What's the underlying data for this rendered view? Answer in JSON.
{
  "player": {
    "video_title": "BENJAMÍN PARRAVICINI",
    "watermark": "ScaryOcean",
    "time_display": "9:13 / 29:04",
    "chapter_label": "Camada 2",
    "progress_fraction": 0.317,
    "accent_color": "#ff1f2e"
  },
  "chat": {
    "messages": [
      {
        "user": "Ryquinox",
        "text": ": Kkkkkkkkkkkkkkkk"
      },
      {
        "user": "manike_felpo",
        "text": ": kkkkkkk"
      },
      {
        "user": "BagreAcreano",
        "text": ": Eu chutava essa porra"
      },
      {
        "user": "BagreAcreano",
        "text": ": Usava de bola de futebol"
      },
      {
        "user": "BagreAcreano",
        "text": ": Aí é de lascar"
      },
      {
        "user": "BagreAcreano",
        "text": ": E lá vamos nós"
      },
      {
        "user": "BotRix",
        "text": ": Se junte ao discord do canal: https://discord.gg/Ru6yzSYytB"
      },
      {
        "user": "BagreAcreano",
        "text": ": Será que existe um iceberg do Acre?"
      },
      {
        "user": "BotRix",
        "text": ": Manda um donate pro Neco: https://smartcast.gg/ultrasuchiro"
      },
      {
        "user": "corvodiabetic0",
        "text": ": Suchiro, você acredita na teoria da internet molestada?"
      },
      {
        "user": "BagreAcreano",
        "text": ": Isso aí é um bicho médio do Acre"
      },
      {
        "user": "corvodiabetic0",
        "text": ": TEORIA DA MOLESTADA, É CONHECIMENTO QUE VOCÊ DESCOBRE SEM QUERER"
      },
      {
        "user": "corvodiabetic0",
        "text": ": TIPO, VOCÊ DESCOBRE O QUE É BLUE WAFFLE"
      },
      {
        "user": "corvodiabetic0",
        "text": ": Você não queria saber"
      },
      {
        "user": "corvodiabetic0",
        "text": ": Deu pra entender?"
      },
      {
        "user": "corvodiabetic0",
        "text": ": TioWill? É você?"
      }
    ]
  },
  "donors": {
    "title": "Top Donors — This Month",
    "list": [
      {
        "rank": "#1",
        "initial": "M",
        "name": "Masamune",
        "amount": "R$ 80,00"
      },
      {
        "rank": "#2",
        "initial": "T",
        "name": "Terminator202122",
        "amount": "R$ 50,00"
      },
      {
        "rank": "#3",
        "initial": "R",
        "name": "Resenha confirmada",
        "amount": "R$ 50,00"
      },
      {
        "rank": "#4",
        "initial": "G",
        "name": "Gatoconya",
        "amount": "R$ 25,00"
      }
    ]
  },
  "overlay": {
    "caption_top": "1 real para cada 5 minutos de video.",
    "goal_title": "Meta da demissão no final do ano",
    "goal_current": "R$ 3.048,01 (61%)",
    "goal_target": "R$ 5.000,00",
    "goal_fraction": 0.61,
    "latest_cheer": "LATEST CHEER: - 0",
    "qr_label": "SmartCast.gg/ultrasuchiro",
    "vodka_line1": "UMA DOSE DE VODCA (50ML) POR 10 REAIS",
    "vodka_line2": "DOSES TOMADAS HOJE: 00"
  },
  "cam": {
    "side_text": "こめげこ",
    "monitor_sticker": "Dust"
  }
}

__________

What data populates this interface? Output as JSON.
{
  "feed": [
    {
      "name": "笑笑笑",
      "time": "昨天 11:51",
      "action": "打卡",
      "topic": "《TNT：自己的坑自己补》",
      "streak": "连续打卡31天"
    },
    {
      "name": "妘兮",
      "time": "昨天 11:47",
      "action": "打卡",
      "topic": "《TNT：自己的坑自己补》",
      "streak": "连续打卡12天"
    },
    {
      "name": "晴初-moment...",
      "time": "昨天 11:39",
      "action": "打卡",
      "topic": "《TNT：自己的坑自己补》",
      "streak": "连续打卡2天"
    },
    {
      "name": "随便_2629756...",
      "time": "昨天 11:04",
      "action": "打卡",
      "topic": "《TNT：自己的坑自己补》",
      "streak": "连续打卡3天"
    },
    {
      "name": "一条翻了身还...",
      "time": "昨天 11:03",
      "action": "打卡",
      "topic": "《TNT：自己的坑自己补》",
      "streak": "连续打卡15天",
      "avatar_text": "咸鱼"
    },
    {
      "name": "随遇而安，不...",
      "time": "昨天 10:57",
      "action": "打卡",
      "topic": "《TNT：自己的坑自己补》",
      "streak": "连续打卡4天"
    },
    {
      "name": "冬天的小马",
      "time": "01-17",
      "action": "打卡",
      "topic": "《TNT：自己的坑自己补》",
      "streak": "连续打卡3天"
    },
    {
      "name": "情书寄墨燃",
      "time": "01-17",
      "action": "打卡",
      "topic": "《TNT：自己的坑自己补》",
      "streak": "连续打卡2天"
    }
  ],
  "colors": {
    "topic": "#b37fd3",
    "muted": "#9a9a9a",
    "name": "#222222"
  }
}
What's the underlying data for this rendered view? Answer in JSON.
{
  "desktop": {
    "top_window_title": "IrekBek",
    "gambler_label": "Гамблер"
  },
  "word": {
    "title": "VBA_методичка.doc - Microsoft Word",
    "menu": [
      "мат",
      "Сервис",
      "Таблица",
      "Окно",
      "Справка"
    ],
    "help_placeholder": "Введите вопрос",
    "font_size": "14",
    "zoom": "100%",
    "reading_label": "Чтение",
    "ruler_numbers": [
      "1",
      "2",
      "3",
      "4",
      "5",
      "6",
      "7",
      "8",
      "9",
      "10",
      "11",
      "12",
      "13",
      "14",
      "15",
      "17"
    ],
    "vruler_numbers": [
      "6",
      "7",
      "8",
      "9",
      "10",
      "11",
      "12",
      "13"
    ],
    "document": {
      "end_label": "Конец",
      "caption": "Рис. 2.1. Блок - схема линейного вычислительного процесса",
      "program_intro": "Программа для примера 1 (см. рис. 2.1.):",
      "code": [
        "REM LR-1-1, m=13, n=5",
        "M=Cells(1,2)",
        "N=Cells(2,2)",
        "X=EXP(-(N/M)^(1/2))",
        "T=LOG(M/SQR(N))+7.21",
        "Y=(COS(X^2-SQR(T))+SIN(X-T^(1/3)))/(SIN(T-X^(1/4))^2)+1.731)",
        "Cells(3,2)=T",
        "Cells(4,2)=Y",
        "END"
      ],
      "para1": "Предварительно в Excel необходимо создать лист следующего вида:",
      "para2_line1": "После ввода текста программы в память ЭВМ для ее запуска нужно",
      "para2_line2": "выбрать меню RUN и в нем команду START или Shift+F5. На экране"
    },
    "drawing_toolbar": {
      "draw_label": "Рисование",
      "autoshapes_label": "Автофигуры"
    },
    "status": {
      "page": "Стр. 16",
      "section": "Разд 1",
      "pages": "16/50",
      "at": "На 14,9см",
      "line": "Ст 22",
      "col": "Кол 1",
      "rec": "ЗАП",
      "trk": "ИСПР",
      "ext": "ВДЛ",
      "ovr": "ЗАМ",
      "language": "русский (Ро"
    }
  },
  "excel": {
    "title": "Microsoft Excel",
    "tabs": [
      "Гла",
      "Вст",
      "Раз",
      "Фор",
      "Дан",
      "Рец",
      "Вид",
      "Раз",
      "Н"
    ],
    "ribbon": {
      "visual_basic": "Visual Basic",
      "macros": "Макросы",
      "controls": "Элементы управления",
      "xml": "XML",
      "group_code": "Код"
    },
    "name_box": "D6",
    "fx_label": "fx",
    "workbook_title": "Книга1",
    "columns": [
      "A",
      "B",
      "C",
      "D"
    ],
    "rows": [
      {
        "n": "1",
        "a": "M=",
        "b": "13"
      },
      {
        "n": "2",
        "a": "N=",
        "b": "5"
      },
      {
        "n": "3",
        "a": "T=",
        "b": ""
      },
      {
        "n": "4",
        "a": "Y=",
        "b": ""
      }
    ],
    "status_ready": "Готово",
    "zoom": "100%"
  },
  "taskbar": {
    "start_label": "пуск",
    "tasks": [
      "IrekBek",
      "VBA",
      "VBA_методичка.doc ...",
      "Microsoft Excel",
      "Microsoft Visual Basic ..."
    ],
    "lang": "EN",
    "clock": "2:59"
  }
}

__________

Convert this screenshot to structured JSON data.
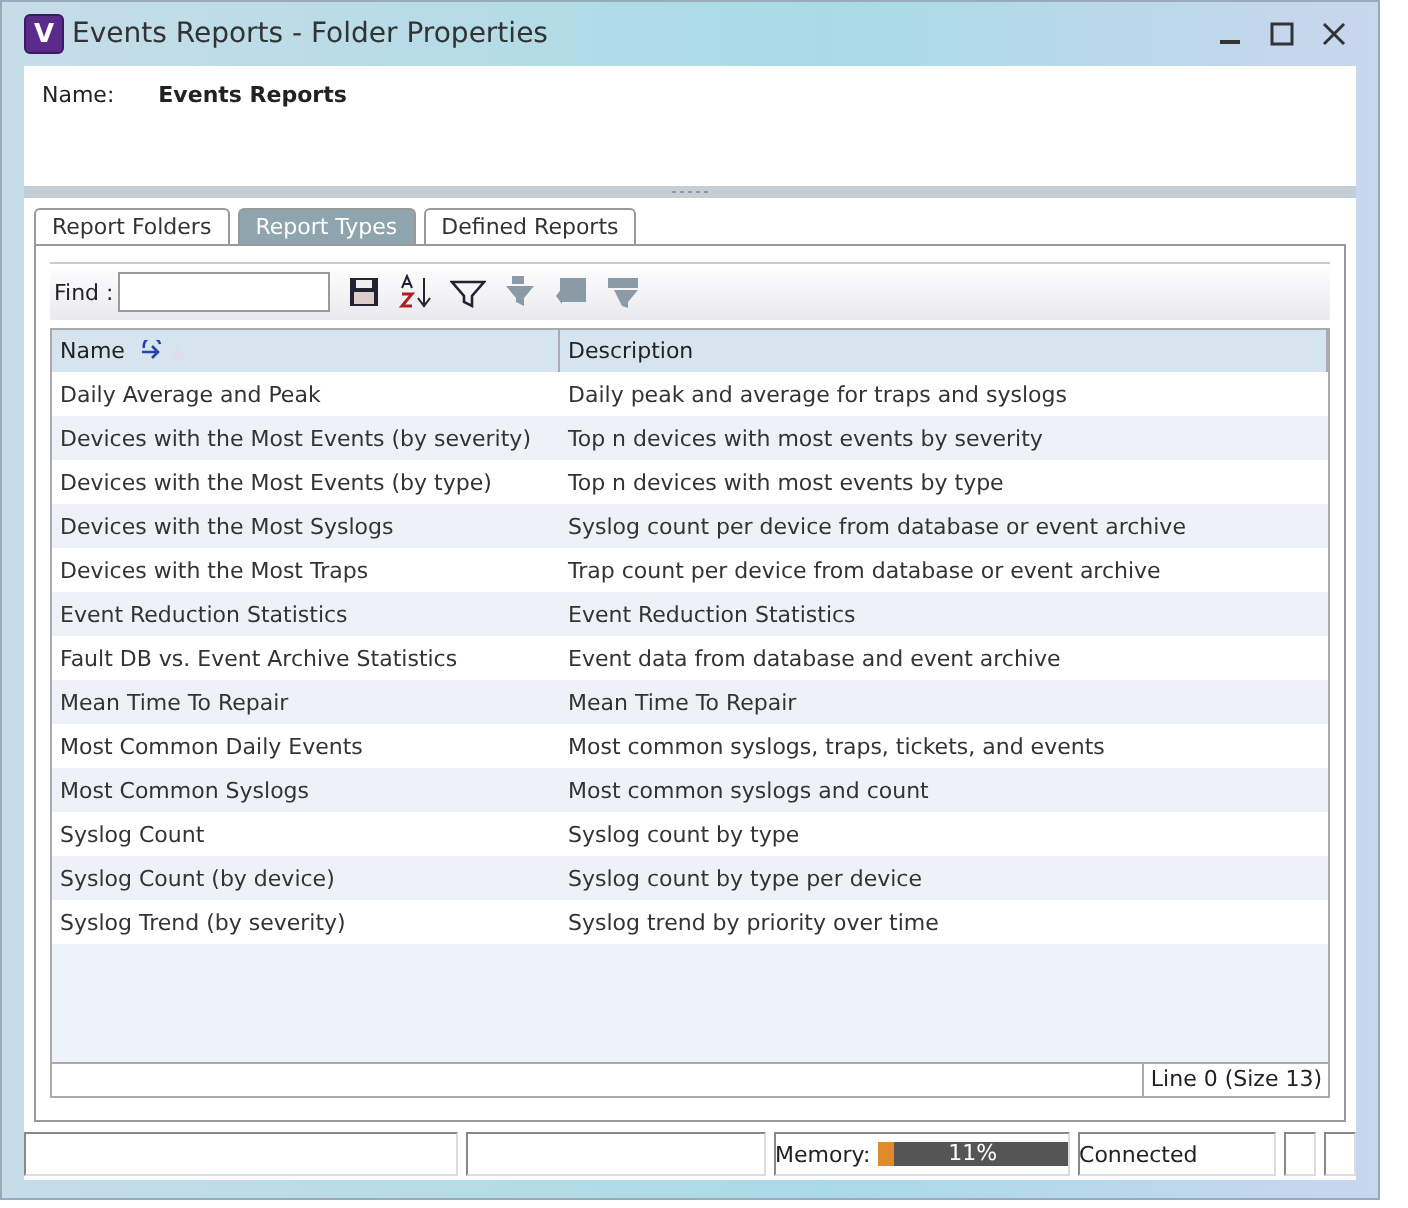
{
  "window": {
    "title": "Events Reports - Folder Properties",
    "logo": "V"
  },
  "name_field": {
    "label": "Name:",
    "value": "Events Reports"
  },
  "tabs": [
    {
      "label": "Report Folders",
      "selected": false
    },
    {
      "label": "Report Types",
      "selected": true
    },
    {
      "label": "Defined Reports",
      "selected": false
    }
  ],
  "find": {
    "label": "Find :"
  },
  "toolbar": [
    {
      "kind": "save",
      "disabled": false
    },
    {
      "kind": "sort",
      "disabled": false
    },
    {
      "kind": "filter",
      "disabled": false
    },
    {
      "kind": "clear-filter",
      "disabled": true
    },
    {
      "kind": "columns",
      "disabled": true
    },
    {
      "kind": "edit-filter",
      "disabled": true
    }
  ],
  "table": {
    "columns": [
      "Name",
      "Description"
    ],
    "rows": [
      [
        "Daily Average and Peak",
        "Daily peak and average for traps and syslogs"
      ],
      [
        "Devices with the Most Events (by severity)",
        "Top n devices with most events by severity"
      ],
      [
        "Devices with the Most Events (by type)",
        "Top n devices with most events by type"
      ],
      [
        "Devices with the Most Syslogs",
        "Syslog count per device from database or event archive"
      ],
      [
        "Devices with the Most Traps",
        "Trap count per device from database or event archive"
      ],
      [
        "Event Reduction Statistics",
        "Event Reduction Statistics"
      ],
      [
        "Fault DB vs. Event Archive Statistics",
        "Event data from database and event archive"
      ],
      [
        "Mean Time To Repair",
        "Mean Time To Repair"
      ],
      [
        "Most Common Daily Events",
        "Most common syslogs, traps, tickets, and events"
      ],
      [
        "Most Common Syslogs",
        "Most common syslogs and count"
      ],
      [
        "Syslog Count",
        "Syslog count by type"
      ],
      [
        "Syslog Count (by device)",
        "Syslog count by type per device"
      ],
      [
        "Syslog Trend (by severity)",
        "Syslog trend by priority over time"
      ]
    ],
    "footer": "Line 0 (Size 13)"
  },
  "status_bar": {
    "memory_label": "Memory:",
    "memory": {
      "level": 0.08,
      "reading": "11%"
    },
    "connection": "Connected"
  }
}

__________

-- SET EXERCISE --
Filter the records above for "Repair" and copy every matching line.

-- FULL OUTPUT --
        "Mean Time To Repair",
        "Mean Time To Repair"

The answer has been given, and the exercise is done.